When the string "Regulation" appears in a line of the records, show the whole line.
********
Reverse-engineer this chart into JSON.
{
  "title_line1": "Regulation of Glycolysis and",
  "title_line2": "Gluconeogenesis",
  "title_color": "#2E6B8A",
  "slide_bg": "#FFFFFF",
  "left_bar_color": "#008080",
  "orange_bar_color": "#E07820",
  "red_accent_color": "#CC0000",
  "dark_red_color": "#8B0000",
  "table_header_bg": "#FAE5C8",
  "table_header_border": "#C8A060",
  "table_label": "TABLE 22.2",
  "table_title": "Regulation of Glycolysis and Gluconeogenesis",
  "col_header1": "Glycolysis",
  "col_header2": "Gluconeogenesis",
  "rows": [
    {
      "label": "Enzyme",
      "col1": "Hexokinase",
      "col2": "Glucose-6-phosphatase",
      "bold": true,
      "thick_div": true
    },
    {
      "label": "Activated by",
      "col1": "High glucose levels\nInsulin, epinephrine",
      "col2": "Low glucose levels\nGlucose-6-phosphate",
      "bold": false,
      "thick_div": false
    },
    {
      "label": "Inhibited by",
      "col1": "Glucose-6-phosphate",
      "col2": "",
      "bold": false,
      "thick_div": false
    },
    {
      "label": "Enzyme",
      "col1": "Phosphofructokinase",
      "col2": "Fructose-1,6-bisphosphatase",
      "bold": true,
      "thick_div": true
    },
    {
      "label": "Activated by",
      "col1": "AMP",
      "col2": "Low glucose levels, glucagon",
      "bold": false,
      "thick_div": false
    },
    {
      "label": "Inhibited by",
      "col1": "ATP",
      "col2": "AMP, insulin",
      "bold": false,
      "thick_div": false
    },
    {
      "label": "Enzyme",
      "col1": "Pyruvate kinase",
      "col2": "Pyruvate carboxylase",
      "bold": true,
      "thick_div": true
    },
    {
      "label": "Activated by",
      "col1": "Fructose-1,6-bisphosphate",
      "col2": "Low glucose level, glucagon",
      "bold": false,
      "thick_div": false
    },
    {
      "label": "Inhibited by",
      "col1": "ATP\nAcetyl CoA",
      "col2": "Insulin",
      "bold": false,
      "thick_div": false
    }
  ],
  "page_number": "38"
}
********
* **Solution to the exercise**
  "title_line1": "Regulation of Glycolysis and",
  "table_title": "Regulation of Glycolysis and Gluconeogenesis",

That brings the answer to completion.